■ Exercise details
Report each line of the data that has "ylabel" somewhere in it.

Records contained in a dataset
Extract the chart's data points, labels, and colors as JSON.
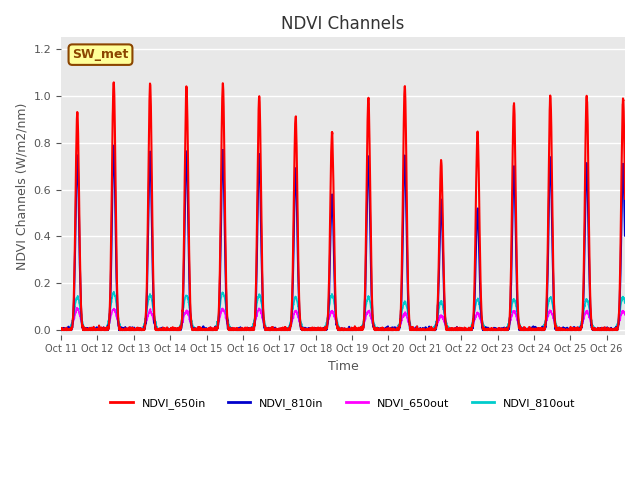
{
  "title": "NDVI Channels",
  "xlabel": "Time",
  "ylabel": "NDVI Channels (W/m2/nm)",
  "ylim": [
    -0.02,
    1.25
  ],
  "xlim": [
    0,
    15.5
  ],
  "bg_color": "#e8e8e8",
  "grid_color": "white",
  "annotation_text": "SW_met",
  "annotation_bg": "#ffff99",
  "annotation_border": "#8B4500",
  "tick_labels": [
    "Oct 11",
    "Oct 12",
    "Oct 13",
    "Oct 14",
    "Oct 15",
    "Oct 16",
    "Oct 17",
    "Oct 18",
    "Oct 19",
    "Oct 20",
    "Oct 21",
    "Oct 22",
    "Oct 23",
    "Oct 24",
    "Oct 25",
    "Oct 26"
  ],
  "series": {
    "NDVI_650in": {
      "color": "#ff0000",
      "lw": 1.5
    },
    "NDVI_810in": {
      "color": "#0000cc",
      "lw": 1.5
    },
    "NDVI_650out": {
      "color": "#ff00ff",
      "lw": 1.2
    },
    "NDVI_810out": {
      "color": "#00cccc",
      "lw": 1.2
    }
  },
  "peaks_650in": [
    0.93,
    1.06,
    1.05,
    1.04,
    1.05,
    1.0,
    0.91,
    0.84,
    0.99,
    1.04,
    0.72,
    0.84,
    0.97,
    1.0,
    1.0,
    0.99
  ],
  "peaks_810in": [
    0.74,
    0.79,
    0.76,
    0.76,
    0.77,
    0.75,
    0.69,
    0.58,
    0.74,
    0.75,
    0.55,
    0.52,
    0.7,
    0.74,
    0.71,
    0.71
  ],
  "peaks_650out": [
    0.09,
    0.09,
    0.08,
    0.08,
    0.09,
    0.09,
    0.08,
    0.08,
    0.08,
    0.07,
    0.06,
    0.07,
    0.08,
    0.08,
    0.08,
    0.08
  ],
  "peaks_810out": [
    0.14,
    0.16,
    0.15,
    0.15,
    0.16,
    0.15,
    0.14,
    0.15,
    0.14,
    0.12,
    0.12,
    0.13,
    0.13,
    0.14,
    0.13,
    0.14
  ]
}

--

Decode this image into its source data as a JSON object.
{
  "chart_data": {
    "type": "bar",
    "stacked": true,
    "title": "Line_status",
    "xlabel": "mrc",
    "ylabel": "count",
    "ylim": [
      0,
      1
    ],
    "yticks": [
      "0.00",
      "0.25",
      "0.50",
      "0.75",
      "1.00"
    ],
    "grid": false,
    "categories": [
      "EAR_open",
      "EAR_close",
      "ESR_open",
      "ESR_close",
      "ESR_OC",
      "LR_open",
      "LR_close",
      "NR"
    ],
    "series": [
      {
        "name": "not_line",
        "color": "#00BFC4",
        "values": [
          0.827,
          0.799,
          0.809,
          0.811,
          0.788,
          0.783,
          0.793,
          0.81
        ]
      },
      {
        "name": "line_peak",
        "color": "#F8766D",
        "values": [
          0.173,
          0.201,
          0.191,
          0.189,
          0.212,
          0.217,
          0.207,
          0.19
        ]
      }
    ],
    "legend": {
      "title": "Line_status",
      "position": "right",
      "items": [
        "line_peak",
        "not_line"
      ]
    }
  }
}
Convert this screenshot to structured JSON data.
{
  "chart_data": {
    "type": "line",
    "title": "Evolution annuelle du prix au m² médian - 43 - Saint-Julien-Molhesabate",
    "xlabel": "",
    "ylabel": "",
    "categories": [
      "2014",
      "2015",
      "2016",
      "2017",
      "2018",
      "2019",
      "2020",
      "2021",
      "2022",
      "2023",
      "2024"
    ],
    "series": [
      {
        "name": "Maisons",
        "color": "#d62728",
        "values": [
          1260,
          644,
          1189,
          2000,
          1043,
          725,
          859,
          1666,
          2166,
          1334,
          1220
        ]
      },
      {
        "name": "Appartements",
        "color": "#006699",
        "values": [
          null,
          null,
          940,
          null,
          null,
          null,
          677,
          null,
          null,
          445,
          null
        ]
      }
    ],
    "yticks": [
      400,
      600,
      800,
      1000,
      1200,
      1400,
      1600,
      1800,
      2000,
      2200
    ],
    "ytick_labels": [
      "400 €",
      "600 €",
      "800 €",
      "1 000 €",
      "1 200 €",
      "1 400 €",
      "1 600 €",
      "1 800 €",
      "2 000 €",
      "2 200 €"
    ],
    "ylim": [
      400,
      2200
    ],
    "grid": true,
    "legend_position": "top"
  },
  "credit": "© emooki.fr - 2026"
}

■ The response
  "ylabel": "NDVI Channels (W/m2/nm)",
    "ylabel": "count",
    "ylabel": "",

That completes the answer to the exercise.